▶ _The request_:
Write out the complete material exactly as it stands.

═══ Source data

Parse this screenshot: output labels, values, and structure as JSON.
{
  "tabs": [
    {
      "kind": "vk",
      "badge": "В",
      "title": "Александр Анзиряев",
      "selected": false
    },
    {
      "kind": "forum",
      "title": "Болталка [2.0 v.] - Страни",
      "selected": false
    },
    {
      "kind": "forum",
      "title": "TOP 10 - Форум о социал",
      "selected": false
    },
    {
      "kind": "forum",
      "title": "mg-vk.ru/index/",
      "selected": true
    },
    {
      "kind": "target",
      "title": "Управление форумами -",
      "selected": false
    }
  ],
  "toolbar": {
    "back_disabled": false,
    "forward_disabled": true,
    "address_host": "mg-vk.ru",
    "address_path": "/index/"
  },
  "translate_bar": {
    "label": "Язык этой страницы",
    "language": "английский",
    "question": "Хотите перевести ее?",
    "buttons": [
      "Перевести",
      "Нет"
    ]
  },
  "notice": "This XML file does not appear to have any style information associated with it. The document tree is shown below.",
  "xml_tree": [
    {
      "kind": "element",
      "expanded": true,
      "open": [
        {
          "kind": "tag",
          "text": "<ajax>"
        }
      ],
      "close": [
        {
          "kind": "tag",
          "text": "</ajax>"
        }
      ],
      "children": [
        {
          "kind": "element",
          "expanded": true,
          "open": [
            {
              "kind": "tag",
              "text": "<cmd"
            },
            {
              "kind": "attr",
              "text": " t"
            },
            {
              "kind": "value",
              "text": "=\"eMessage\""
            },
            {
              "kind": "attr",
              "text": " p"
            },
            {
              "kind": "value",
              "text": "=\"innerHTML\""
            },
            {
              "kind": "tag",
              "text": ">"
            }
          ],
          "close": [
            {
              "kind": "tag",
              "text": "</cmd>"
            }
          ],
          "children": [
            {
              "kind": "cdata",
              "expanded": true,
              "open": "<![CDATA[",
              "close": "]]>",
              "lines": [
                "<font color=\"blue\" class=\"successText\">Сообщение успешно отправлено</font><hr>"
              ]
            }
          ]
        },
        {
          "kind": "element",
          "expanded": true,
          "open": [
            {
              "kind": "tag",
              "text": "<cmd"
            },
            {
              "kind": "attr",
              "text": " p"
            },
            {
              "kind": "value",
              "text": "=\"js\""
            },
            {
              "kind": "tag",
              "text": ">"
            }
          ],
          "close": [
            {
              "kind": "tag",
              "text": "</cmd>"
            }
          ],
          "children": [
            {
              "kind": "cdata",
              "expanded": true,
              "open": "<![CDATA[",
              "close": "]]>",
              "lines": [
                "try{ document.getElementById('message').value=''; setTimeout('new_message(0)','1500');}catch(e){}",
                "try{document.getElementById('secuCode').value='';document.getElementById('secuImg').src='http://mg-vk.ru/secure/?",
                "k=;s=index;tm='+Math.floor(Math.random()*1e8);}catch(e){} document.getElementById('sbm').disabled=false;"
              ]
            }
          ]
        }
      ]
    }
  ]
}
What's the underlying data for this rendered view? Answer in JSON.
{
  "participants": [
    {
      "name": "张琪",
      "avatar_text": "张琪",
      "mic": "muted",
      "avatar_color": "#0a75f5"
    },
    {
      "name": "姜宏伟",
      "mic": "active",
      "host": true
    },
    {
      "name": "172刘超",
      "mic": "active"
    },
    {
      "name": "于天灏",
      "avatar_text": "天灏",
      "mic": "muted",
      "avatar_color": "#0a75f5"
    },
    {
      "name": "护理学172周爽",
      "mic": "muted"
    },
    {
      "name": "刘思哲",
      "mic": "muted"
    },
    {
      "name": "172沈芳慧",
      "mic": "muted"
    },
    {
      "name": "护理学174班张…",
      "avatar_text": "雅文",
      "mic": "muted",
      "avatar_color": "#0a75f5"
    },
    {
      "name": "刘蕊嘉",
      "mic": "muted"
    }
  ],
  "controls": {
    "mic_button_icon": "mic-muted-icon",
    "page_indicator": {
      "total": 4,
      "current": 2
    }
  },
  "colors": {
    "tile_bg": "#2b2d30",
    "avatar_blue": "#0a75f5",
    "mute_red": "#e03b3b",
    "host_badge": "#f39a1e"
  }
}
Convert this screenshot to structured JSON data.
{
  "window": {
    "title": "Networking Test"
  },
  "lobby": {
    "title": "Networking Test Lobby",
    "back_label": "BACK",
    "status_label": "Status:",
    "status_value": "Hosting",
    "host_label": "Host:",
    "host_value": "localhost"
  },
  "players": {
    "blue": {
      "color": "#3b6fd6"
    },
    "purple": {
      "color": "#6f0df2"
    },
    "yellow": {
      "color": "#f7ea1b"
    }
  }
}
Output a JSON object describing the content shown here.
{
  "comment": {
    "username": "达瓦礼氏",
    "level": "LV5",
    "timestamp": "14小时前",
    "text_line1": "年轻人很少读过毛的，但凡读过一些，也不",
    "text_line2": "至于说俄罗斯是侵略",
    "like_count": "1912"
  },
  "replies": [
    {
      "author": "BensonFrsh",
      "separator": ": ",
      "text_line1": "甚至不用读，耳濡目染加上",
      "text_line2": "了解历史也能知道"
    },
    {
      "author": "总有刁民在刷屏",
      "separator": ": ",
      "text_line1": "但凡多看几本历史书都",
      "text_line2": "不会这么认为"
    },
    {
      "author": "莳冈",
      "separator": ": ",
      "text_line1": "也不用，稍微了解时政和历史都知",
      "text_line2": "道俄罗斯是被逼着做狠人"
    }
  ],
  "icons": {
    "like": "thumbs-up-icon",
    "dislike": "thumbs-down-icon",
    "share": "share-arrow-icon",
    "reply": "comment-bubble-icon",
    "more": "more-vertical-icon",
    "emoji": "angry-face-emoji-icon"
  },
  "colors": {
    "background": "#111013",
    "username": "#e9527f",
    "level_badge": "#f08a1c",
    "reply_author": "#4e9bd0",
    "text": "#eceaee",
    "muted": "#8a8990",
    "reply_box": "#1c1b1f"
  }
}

══════

▶ _Worked answer_:
Parse this screenshot: output labels, values, and structure as JSON.
{
  "tabs": [
    {
      "kind": "vk",
      "badge": "В",
      "title": "Александр Анзиряев",
      "selected": false
    },
    {
      "kind": "forum",
      "title": "Болталка [2.0 v.] - Страни",
      "selected": false
    },
    {
      "kind": "forum",
      "title": "TOP 10 - Форум о социал",
      "selected": false
    },
    {
      "kind": "forum",
      "title": "mg-vk.ru/index/",
      "selected": true
    },
    {
      "kind": "target",
      "title": "Управление форумами -",
      "selected": false
    }
  ],
  "toolbar": {
    "back_disabled": false,
    "forward_disabled": true,
    "address_host": "mg-vk.ru",
    "address_path": "/index/"
  },
  "translate_bar": {
    "label": "Язык этой страницы",
    "language": "английский",
    "question": "Хотите перевести ее?",
    "buttons": [
      "Перевести",
      "Нет"
    ]
  },
  "notice": "This XML file does not appear to have any style information associated with it. The document tree is shown below.",
  "xml_tree": [
    {
      "kind": "element",
      "expanded": true,
      "open": [
        {
          "kind": "tag",
          "text": "<ajax>"
        }
      ],
      "close": [
        {
          "kind": "tag",
          "text": "</ajax>"
        }
      ],
      "children": [
        {
          "kind": "element",
          "expanded": true,
          "open": [
            {
              "kind": "tag",
              "text": "<cmd"
            },
            {
              "kind": "attr",
              "text": " t"
            },
            {
              "kind": "value",
              "text": "=\"eMessage\""
            },
            {
              "kind": "attr",
              "text": " p"
            },
            {
              "kind": "value",
              "text": "=\"innerHTML\""
            },
            {
              "kind": "tag",
              "text": ">"
            }
          ],
          "close": [
            {
              "kind": "tag",
              "text": "</cmd>"
            }
          ],
          "children": [
            {
              "kind": "cdata",
              "expanded": true,
              "open": "<![CDATA[",
              "close": "]]>",
              "lines": [
                "<font color=\"blue\" class=\"successText\">Сообщение успешно отправлено</font><hr>"
              ]
            }
          ]
        },
        {
          "kind": "element",
          "expanded": true,
          "open": [
            {
              "kind": "tag",
              "text": "<cmd"
            },
            {
              "kind": "attr",
              "text": " p"
            },
            {
              "kind": "value",
              "text": "=\"js\""
            },
            {
              "kind": "tag",
              "text": ">"
            }
          ],
          "close": [
            {
              "kind": "tag",
              "text": "</cmd>"
            }
          ],
          "children": [
            {
              "kind": "cdata",
              "expanded": true,
              "open": "<![CDATA[",
              "close": "]]>",
              "lines": [
                "try{ document.getElementById('message').value=''; setTimeout('new_message(0)','1500');}catch(e){}",
                "try{document.getElementById('secuCode').value='';document.getElementById('secuImg').src='http://mg-vk.ru/secure/?",
                "k=;s=index;tm='+Math.floor(Math.random()*1e8);}catch(e){} document.getElementById('sbm').disabled=false;"
              ]
            }
          ]
        }
      ]
    }
  ]
}
What's the underlying data for this rendered view? Answer in JSON.
{
  "participants": [
    {
      "name": "张琪",
      "avatar_text": "张琪",
      "mic": "muted",
      "avatar_color": "#0a75f5"
    },
    {
      "name": "姜宏伟",
      "mic": "active",
      "host": true
    },
    {
      "name": "172刘超",
      "mic": "active"
    },
    {
      "name": "于天灏",
      "avatar_text": "天灏",
      "mic": "muted",
      "avatar_color": "#0a75f5"
    },
    {
      "name": "护理学172周爽",
      "mic": "muted"
    },
    {
      "name": "刘思哲",
      "mic": "muted"
    },
    {
      "name": "172沈芳慧",
      "mic": "muted"
    },
    {
      "name": "护理学174班张…",
      "avatar_text": "雅文",
      "mic": "muted",
      "avatar_color": "#0a75f5"
    },
    {
      "name": "刘蕊嘉",
      "mic": "muted"
    }
  ],
  "controls": {
    "mic_button_icon": "mic-muted-icon",
    "page_indicator": {
      "total": 4,
      "current": 2
    }
  },
  "colors": {
    "tile_bg": "#2b2d30",
    "avatar_blue": "#0a75f5",
    "mute_red": "#e03b3b",
    "host_badge": "#f39a1e"
  }
}
Convert this screenshot to structured JSON data.
{
  "window": {
    "title": "Networking Test"
  },
  "lobby": {
    "title": "Networking Test Lobby",
    "back_label": "BACK",
    "status_label": "Status:",
    "status_value": "Hosting",
    "host_label": "Host:",
    "host_value": "localhost"
  },
  "players": {
    "blue": {
      "color": "#3b6fd6"
    },
    "purple": {
      "color": "#6f0df2"
    },
    "yellow": {
      "color": "#f7ea1b"
    }
  }
}
Output a JSON object describing the content shown here.
{
  "comment": {
    "username": "达瓦礼氏",
    "level": "LV5",
    "timestamp": "14小时前",
    "text_line1": "年轻人很少读过毛的，但凡读过一些，也不",
    "text_line2": "至于说俄罗斯是侵略",
    "like_count": "1912"
  },
  "replies": [
    {
      "author": "BensonFrsh",
      "separator": ": ",
      "text_line1": "甚至不用读，耳濡目染加上",
      "text_line2": "了解历史也能知道"
    },
    {
      "author": "总有刁民在刷屏",
      "separator": ": ",
      "text_line1": "但凡多看几本历史书都",
      "text_line2": "不会这么认为"
    },
    {
      "author": "莳冈",
      "separator": ": ",
      "text_line1": "也不用，稍微了解时政和历史都知",
      "text_line2": "道俄罗斯是被逼着做狠人"
    }
  ],
  "icons": {
    "like": "thumbs-up-icon",
    "dislike": "thumbs-down-icon",
    "share": "share-arrow-icon",
    "reply": "comment-bubble-icon",
    "more": "more-vertical-icon",
    "emoji": "angry-face-emoji-icon"
  },
  "colors": {
    "background": "#111013",
    "username": "#e9527f",
    "level_badge": "#f08a1c",
    "reply_author": "#4e9bd0",
    "text": "#eceaee",
    "muted": "#8a8990",
    "reply_box": "#1c1b1f"
  }
}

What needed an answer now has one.